• [AIM] Reproduce the entries verbatim, from the line containing "dry-adiabat [781,96,794,867]" through the line containing "wind-barb-flag [674,535,678,551]", inclusive.
**** DATA SECTION
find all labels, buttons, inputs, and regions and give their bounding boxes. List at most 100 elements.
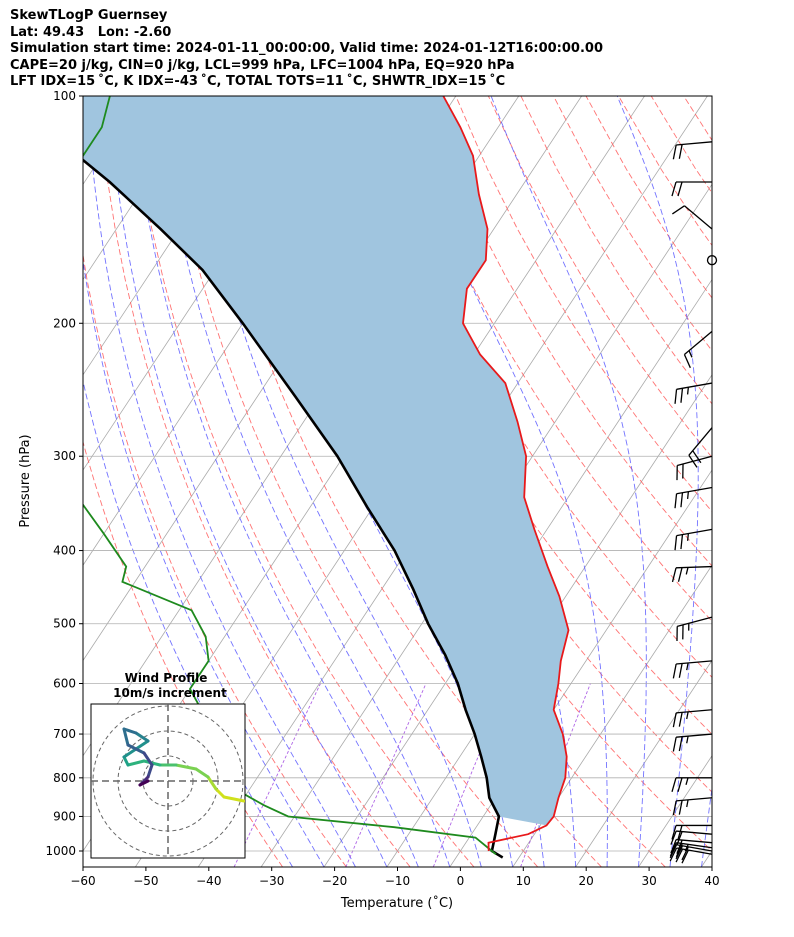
dry-adiabat [781,96,794,867]
x-tick-label: −60 [70,874,95,888]
wind-barb-flag [681,846,689,861]
x-tick-label: 30 [641,874,656,888]
wind-barb-half [686,711,689,720]
y-axis: 100 200 300 400 500 600 700 800 900 1000 [45,89,83,858]
hodograph-segment [122,727,130,747]
location-line: Lat: 49.43 Lon: -2.60 [10,24,172,40]
moist-adiabat [490,96,647,867]
moist-adiabat [733,96,794,867]
hodograph-segment [146,763,154,779]
hodograph-grid [91,704,245,858]
wind-barb-flag [670,839,677,854]
wind-barb [676,528,713,537]
hodograph-segment [142,751,154,767]
wind-barb-flag [674,535,678,551]
y-tick-label: 300 [53,449,76,463]
moist-adiabat [616,96,699,867]
wind-barb [676,382,713,390]
hodograph-segment [134,739,150,751]
wind-barb [684,205,713,230]
y-tick-label: 900 [53,809,76,823]
moist-adiabat [157,96,451,867]
wind-barb-flag [680,492,684,508]
hodograph-segment [126,743,146,755]
hodograph-title: Wind Profile [125,671,208,685]
dry-adiabat [618,96,712,247]
wind-barb-half [688,350,693,358]
dry-adiabat [129,96,475,867]
isotherm [701,850,712,867]
isotherm [764,96,794,867]
wind-barb [676,847,713,855]
y-tick-label: 800 [53,771,76,785]
wind-barb-flag [672,800,677,816]
wind-barb-half [686,736,689,744]
wind-barb-flag [680,534,684,550]
hodograph-trace [122,727,245,803]
wind-barb [676,797,713,802]
isotherm [323,278,712,867]
y-tick-label: 200 [53,316,76,330]
wind-barb-flag [672,144,677,160]
hodograph-inset: Wind Profile 10m/s increment [90,671,246,859]
wind-barb [676,844,713,852]
wind-barb-flag [672,712,677,728]
x-tick-label: −40 [196,874,221,888]
wind-barb-half [686,491,690,499]
wind-barb-flag [678,712,683,727]
dry-adiabat [749,96,794,867]
hodograph-segment [134,731,150,743]
hodograph-segment [122,747,138,759]
y-tick-label: 500 [53,617,76,631]
x-tick-label: 20 [579,874,594,888]
y-tick-label: 400 [53,544,76,558]
wind-barb-flag [680,388,684,403]
dewpoint-line [83,96,497,856]
isotherm [512,564,712,867]
x-tick-label: 40 [704,874,719,888]
moist-adiabat [396,96,608,867]
dry-adiabat [650,96,712,194]
wind-barb-flag [677,181,683,197]
dry-adiabat [683,96,712,142]
wind-barb-flag [675,843,683,858]
wind-barb-flag [678,800,683,815]
parcel-line [83,158,504,859]
wind-barb-half [685,567,689,575]
cape-area [83,96,569,826]
wind-barb-flag [676,839,683,854]
dry-adiabat [487,96,712,459]
isotherm [0,96,78,867]
wind-barb-flag [674,389,678,404]
index-values-line: LFT IDX=15 ˚C, K IDX=-43 ˚C, TOTAL TOTS=… [10,74,506,89]
y-tick-label: 600 [53,677,76,691]
wind-barb-flag [681,849,689,864]
moist-adiabat [83,379,293,867]
wind-barb [676,486,713,495]
wind-barb-half [684,844,689,852]
moist-adiabat [83,258,325,867]
profile-lines [83,96,570,859]
wind-barb-flag [670,830,677,845]
wind-barb-calm [706,255,718,266]
moist-adiabat [86,96,356,867]
moist-adiabat [188,96,482,867]
wind-barb-flag [675,848,684,863]
wind-barb-flag [677,825,683,840]
moist-adiabat [700,785,712,867]
wind-barb-flag [674,493,678,509]
wind-barb-flag [688,454,698,468]
wind-barb-flag [683,354,691,369]
dry-adiabat [455,96,712,513]
isotherm [83,96,205,281]
mixing-ratio-line [233,683,321,867]
hodograph-segment [138,779,150,787]
chart-header: SkewTLogP Guernsey Lat: 49.43 Lon: -2.60 S… [10,8,603,91]
dry-adiabat [83,252,347,867]
dry-adiabat [97,96,411,867]
hodograph-segment [174,763,198,771]
wind-barb-flag [676,831,683,846]
hodograph-segment [214,787,226,799]
hodograph-segment [122,727,138,735]
dry-adiabat [390,96,712,622]
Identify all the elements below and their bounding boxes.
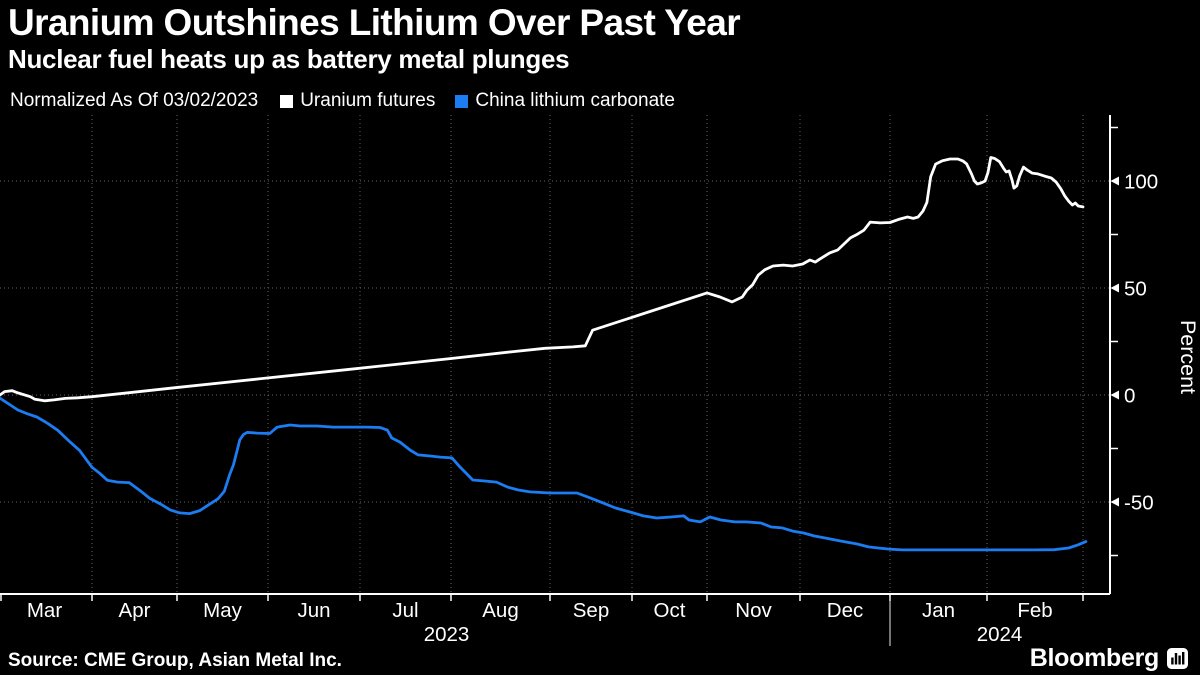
month-label: Feb: [1017, 599, 1052, 622]
chart-legend: Normalized As Of 03/02/2023 Uranium futu…: [10, 90, 695, 112]
legend-label-lithium: China lithium carbonate: [475, 90, 675, 111]
year-label: 2023: [424, 623, 470, 646]
year-label: 2024: [977, 623, 1023, 646]
month-label: May: [203, 599, 242, 622]
y-tick-label: 50: [1124, 278, 1147, 301]
legend-swatch-uranium-icon: [280, 94, 294, 108]
month-label: Dec: [827, 599, 863, 622]
legend-swatch-lithium-icon: [455, 94, 469, 108]
bloomberg-terminal-icon: [1167, 648, 1188, 669]
legend-label-uranium: Uranium futures: [300, 90, 436, 111]
month-label: Apr: [119, 599, 151, 622]
month-label: Oct: [654, 599, 686, 622]
y-major-tick-arrow: [1110, 283, 1119, 293]
legend-note: Normalized As Of 03/02/2023: [10, 90, 259, 111]
uranium-series-line: [0, 156, 1085, 403]
month-label: Jan: [922, 599, 955, 622]
bloomberg-logo: Bloomberg: [1030, 644, 1188, 673]
y-tick-label: 0: [1124, 385, 1135, 408]
y-major-tick-arrow: [1110, 497, 1119, 507]
month-label: Mar: [27, 599, 62, 622]
month-label: Jul: [392, 599, 418, 622]
month-label: Jun: [297, 599, 330, 622]
legend-item-lithium: China lithium carbonate: [455, 90, 675, 112]
source-note: Source: CME Group, Asian Metal Inc.: [8, 650, 342, 671]
month-label: Nov: [735, 599, 772, 622]
y-tick-label: 100: [1124, 171, 1158, 194]
month-label: Aug: [482, 599, 518, 622]
chart-title: Uranium Outshines Lithium Over Past Year: [8, 2, 741, 43]
y-tick-label: -50: [1124, 492, 1154, 515]
y-major-tick-arrow: [1110, 390, 1119, 400]
bloomberg-wordmark: Bloomberg: [1029, 644, 1160, 672]
y-major-tick-arrow: [1110, 176, 1119, 186]
lithium-series-line: [0, 396, 1088, 552]
y-axis-title: Percent: [1176, 320, 1200, 394]
month-label: Sep: [573, 599, 609, 622]
chart-subtitle: Nuclear fuel heats up as battery metal p…: [8, 44, 570, 74]
legend-item-uranium: Uranium futures: [280, 90, 435, 112]
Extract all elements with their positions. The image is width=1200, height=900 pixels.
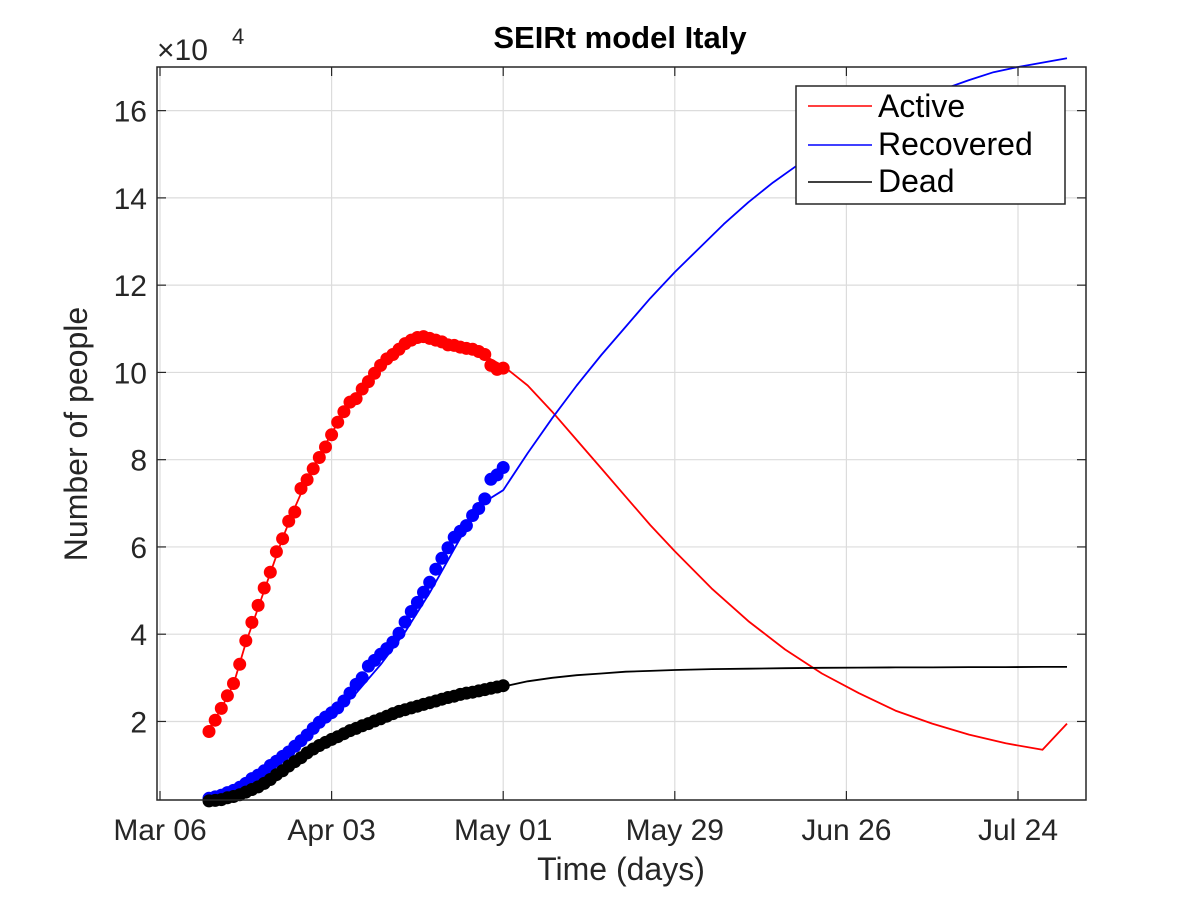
y-tick-label-5: 12: [114, 270, 147, 303]
series-layer: [202, 57, 1068, 808]
active-data-point: [220, 689, 234, 703]
active-data-point: [269, 545, 283, 559]
active-data-point: [208, 713, 222, 727]
active-data-point: [251, 598, 265, 612]
legend-label-recovered: Recovered: [878, 126, 1033, 162]
recovered-data-point: [472, 502, 486, 515]
active-data-point: [337, 405, 351, 419]
series-recovered: [202, 57, 1068, 805]
active-data-point: [496, 361, 510, 375]
y-tick-label-4: 10: [114, 357, 147, 390]
recovered-data-point: [435, 551, 449, 565]
active-data-point: [331, 415, 345, 429]
recovered-data-point: [417, 585, 430, 599]
x-tick-label-5: Jul 24: [978, 814, 1058, 847]
x-tick-label-2: May 01: [454, 814, 552, 847]
x-tick-label-1: Apr 03: [287, 814, 375, 847]
active-data-point: [288, 505, 302, 519]
chart-title: SEIRt model Italy: [493, 20, 747, 55]
series-active: [202, 330, 1068, 751]
legend: Active Recovered Dead: [795, 85, 1066, 205]
tick-layer: Mar 06 Apr 03 May 01 May 29 Jun 26 Jul 24 2 4 6 8…: [113, 67, 1086, 847]
recovered-data-point: [459, 519, 473, 533]
active-data-point: [312, 451, 326, 464]
active-data-point: [227, 677, 240, 690]
recovered-data-point: [496, 461, 510, 474]
y-exponent-power: 4: [232, 24, 244, 49]
y-tick-label-6: 14: [114, 183, 147, 216]
recovered-data-point: [404, 605, 418, 618]
active-data-point: [349, 392, 363, 406]
active-data-point: [276, 532, 290, 546]
x-tick-label-4: Jun 26: [801, 814, 891, 847]
active-data-point: [202, 725, 216, 738]
y-tick-label-2: 6: [130, 532, 147, 565]
recovered-data-point: [410, 595, 424, 609]
x-tick-label-0: Mar 06: [113, 814, 206, 847]
x-tick-label-3: May 29: [626, 814, 724, 847]
plot-area-frame: [156, 66, 1087, 801]
recovered-data-point: [398, 615, 412, 629]
dead-data-point: [496, 679, 510, 693]
recovered-data-point: [441, 541, 455, 555]
y-tick-label-1: 4: [130, 619, 147, 652]
active-data-point: [214, 701, 228, 715]
y-exponent-base: ×10: [157, 34, 208, 67]
recovered-data-point: [355, 671, 369, 685]
y-tick-label-3: 8: [130, 445, 147, 478]
y-tick-label-7: 16: [114, 96, 147, 129]
legend-label-dead: Dead: [878, 163, 955, 199]
x-axis-label: Time (days): [537, 851, 705, 887]
active-data-point: [319, 440, 332, 454]
active-data-point: [257, 581, 271, 595]
recovered-data-point: [429, 562, 443, 576]
series-dead: [202, 666, 1067, 808]
recovered-data-point: [478, 492, 492, 506]
active-data-point: [239, 634, 253, 648]
active-data-point: [306, 462, 320, 476]
recovered-data-point: [423, 575, 437, 589]
recovered-data-point: [392, 626, 406, 640]
y-tick-label-0: 2: [130, 706, 147, 739]
y-axis-label: Number of people: [58, 307, 94, 561]
active-data-point: [245, 615, 259, 629]
active-data-point: [282, 514, 296, 528]
active-data-point: [300, 473, 314, 487]
legend-label-active: Active: [878, 88, 965, 124]
active-data-point: [478, 348, 492, 361]
active-data-point: [233, 657, 247, 671]
active-data-point: [325, 428, 339, 442]
active-data-point: [263, 565, 277, 579]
********
• [THE RESPONSE]
dry-adiabat [781,96,794,867]
x-tick-label: −60 [70,874,95,888]
wind-barb-flag [681,846,689,861]
x-tick-label: 30 [641,874,656,888]
wind-barb-half [686,711,689,720]
y-axis: 100 200 300 400 500 600 700 800 900 1000 [45,89,83,858]
hodograph-segment [122,727,130,747]
location-line: Lat: 49.43 Lon: -2.60 [10,24,172,40]
moist-adiabat [490,96,647,867]
moist-adiabat [733,96,794,867]
hodograph-segment [146,763,154,779]
hodograph-grid [91,704,245,858]
wind-barb-flag [670,839,677,854]
wind-barb [676,528,713,537]
hodograph-segment [142,751,154,767]
wind-barb-flag [674,535,678,551]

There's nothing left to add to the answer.